All entries below are to be set down again, identical to the source.
——
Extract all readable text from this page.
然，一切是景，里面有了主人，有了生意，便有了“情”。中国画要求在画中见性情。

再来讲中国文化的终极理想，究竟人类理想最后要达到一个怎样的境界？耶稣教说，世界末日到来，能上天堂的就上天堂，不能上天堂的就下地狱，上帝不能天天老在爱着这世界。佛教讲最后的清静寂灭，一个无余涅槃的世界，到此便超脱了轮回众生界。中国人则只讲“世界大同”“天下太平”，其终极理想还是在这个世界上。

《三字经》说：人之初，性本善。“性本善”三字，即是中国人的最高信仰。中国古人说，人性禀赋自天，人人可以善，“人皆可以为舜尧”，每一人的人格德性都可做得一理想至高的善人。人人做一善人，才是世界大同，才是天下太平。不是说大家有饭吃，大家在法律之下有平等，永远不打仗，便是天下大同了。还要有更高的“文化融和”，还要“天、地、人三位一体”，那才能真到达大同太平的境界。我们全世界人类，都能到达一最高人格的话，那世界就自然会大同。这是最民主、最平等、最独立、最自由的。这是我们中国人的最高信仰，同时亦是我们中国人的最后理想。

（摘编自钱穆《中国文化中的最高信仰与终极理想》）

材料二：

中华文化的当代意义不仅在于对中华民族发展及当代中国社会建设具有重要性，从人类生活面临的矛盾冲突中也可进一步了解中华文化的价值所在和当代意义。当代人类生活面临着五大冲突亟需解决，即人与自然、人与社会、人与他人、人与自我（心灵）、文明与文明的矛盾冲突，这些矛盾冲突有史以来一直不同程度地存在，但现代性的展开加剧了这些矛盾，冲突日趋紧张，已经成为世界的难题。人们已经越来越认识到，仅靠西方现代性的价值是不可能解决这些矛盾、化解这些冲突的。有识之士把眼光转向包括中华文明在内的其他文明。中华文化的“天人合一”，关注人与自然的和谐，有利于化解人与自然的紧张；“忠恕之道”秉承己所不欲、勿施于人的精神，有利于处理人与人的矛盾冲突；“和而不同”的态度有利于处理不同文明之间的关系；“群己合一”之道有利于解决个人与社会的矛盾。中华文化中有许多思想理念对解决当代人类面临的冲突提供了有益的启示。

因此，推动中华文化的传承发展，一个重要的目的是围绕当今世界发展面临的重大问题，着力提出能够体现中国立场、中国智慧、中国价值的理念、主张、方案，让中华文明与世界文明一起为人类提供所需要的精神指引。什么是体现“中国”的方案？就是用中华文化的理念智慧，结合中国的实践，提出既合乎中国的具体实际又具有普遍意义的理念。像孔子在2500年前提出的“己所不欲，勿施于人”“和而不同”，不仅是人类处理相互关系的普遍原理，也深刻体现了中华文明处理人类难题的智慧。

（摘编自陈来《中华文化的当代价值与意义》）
——
**EXERCISE OUTPUT:**
Extract all readable text from this page.
然，一切是景，里面有了主人，有了生意，便有了“情”。中国画要求在画中见性情。

再来讲中国文化的终极理想，究竟人类理想最后要达到一个怎样的境界？耶稣教说，世界末日到来，能上天堂的就上天堂，不能上天堂的就下地狱，上帝不能天天老在爱着这世界。佛教讲最后的清静寂灭，一个无余涅槃的世界，到此便超脱了轮回众生界。中国人则只讲“世界大同”“天下太平”，其终极理想还是在这个世界上。

《三字经》说：人之初，性本善。“性本善”三字，即是中国人的最高信仰。中国古人说，人性禀赋自天，人人可以善，“人皆可以为舜尧”，每一人的人格德性都可做得一理想至高的善人。人人做一善人，才是世界大同，才是天下太平。不是说大家有饭吃，大家在法律之下有平等，永远不打仗，便是天下大同了。还要有更高的“文化融和”，还要“天、地、人三位一体”，那才能真到达大同太平的境界。我们全世界人类，都能到达一最高人格的话，那世界就自然会大同。这是最民主、最平等、最独立、最自由的。这是我们中国人的最高信仰，同时亦是我们中国人的最后理想。

（摘编自钱穆《中国文化中的最高信仰与终极理想》）

材料二：

中华文化的当代意义不仅在于对中华民族发展及当代中国社会建设具有重要性，从人类生活面临的矛盾冲突中也可进一步了解中华文化的价值所在和当代意义。当代人类生活面临着五大冲突亟需解决，即人与自然、人与社会、人与他人、人与自我（心灵）、文明与文明的矛盾冲突，这些矛盾冲突有史以来一直不同程度地存在，但现代性的展开加剧了这些矛盾，冲突日趋紧张，已经成为世界的难题。人们已经越来越认识到，仅靠西方现代性的价值是不可能解决这些矛盾、化解这些冲突的。有识之士把眼光转向包括中华文明在内的其他文明。中华文化的“天人合一”，关注人与自然的和谐，有利于化解人与自然的紧张；“忠恕之道”秉承己所不欲、勿施于人的精神，有利于处理人与人的矛盾冲突；“和而不同”的态度有利于处理不同文明之间的关系；“群己合一”之道有利于解决个人与社会的矛盾。中华文化中有许多思想理念对解决当代人类面临的冲突提供了有益的启示。

因此，推动中华文化的传承发展，一个重要的目的是围绕当今世界发展面临的重大问题，着力提出能够体现中国立场、中国智慧、中国价值的理念、主张、方案，让中华文明与世界文明一起为人类提供所需要的精神指引。什么是体现“中国”的方案？就是用中华文化的理念智慧，结合中国的实践，提出既合乎中国的具体实际又具有普遍意义的理念。像孔子在2500年前提出的“己所不欲，勿施于人”“和而不同”，不仅是人类处理相互关系的普遍原理，也深刻体现了中华文明处理人类难题的智慧。

（摘编自陈来《中华文化的当代价值与意义》）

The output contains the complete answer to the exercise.